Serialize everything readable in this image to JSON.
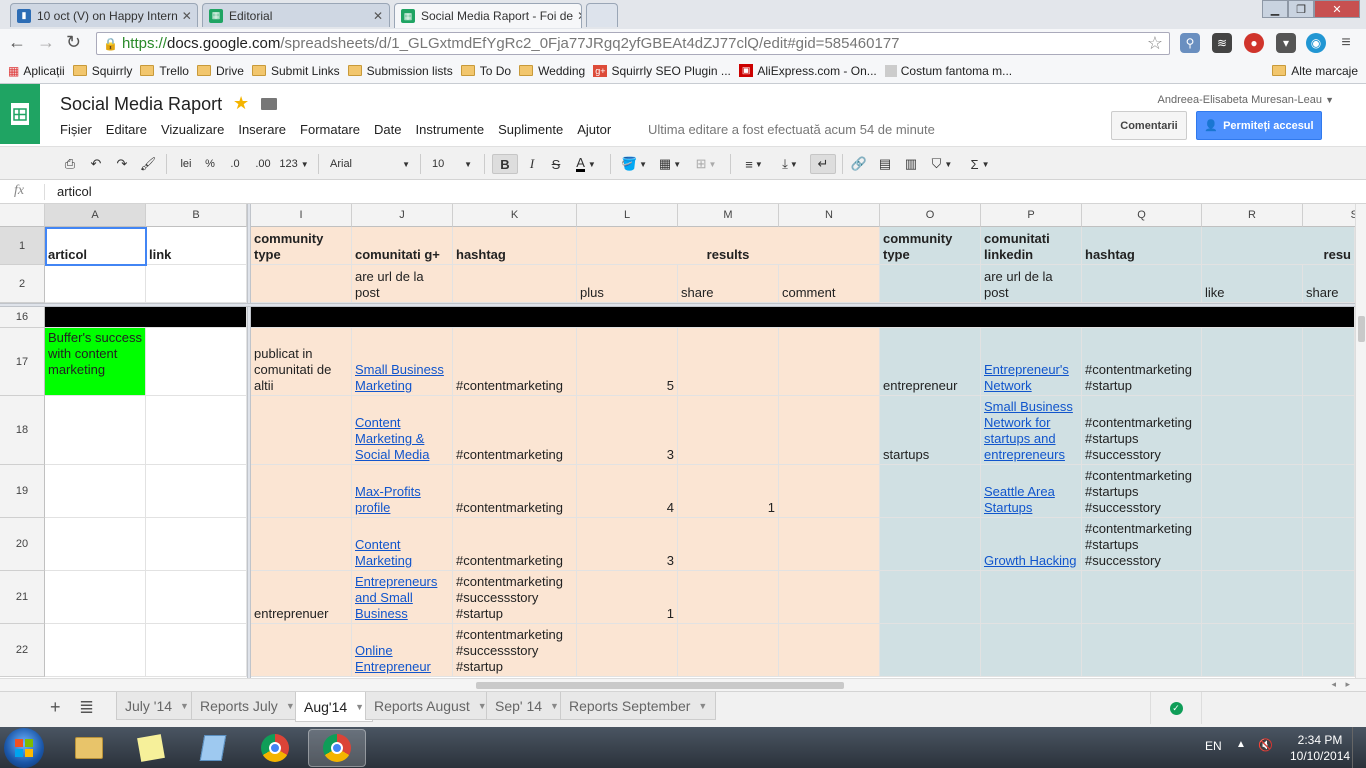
{
  "browser": {
    "tabs": [
      {
        "title": "10 oct (V) on Happy Intern",
        "color": "#2d6db5"
      },
      {
        "title": "Editorial",
        "color": "#1fa463"
      },
      {
        "title": "Social Media Raport - Foi de",
        "color": "#1fa463"
      }
    ],
    "url": {
      "scheme": "https://",
      "host": "docs.google.com",
      "path": "/spreadsheets/d/1_GLGxtmdEfYgRc2_0Fja77JRgq2yfGBEAt4dZJ77clQ/edit#gid=585460177"
    },
    "bookmarks": [
      "Aplicații",
      "Squirrly",
      "Trello",
      "Drive",
      "Submit Links",
      "Submission lists",
      "To Do",
      "Wedding",
      "Squirrly SEO Plugin ...",
      "AliExpress.com - On...",
      "Costum fantoma m...",
      "Alte marcaje"
    ]
  },
  "docs": {
    "title": "Social Media Raport",
    "menu": [
      "Fișier",
      "Editare",
      "Vizualizare",
      "Inserare",
      "Formatare",
      "Date",
      "Instrumente",
      "Suplimente",
      "Ajutor"
    ],
    "last_edit": "Ultima editare a fost efectuată acum 54 de minute",
    "user": "Andreea-Elisabeta Muresan-Leau",
    "comments_label": "Comentarii",
    "share_label": "Permiteți accesul"
  },
  "toolbar": {
    "font": "Arial",
    "size": "10",
    "format_num": "123",
    "percent": "%",
    "dec_less": ".0",
    "dec_more": ".00",
    "lei": "lei"
  },
  "formula": {
    "fx": "fx",
    "value": "articol"
  },
  "grid": {
    "columns": [
      "A",
      "B",
      "I",
      "J",
      "K",
      "L",
      "M",
      "N",
      "O",
      "P",
      "Q",
      "R",
      "S"
    ],
    "rows": [
      "1",
      "2",
      "16",
      "17",
      "18",
      "19",
      "20",
      "21",
      "22"
    ],
    "r1": {
      "A": "articol",
      "B": "link",
      "I": "community type",
      "J": "comunitati g+",
      "K": "hashtag",
      "L": "results",
      "O": "community type",
      "P": "comunitati linkedin",
      "Q": "hashtag",
      "R": "resu"
    },
    "r2": {
      "J": "are url de la post",
      "L": "plus",
      "M": "share",
      "N": "comment",
      "P": "are url de la post",
      "R": "like",
      "S": "share"
    },
    "r17": {
      "A": "Buffer's success with content marketing",
      "I": "publicat in comunitati de altii",
      "J": "Small Business Marketing",
      "K": "#contentmarketing",
      "L": "5",
      "O": "entrepreneur",
      "P": "Entrepreneur's Network",
      "Q": "#contentmarketing\n#startup"
    },
    "r18": {
      "J": "Content Marketing & Social Media",
      "K": "#contentmarketing",
      "L": "3",
      "O": "startups",
      "P": "Small Business Network for startups and entrepreneurs",
      "Q": "#contentmarketing\n#startups\n#successtory"
    },
    "r19": {
      "J": "Max-Profits profile",
      "K": "#contentmarketing",
      "L": "4",
      "M": "1",
      "P": "Seattle Area Startups",
      "Q": "#contentmarketing\n#startups\n#successtory"
    },
    "r20": {
      "J": "Content Marketing",
      "K": "#contentmarketing",
      "L": "3",
      "P": "Growth Hacking",
      "Q": "#contentmarketing\n#startups\n#successtory"
    },
    "r21": {
      "I": "entreprenuer",
      "J": "Entrepreneurs and Small Business",
      "K": "#contentmarketing\n#successstory\n#startup",
      "L": "1"
    },
    "r22": {
      "J": "Online Entrepreneur",
      "K": "#contentmarketing\n#successstory\n#startup"
    }
  },
  "sheets": [
    "July '14",
    "Reports July",
    "Aug'14",
    "Reports August",
    "Sep' 14",
    "Reports September"
  ],
  "active_sheet": "Aug'14",
  "taskbar": {
    "lang": "EN",
    "time": "2:34 PM",
    "date": "10/10/2014"
  },
  "colors": {
    "peach": "#fbe5d3",
    "blue_grey": "#d0e0e3",
    "green": "#00ff00",
    "accent": "#4d90fe"
  }
}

INSTRUCTIONS FOR THE TASK → All lines of the data above that include the word "successstory" must be shown.

PROBLEM SOLUTION →
      "K": "#contentmarketing\n#successstory\n#startup",
      "K": "#contentmarketing\n#successstory\n#startup"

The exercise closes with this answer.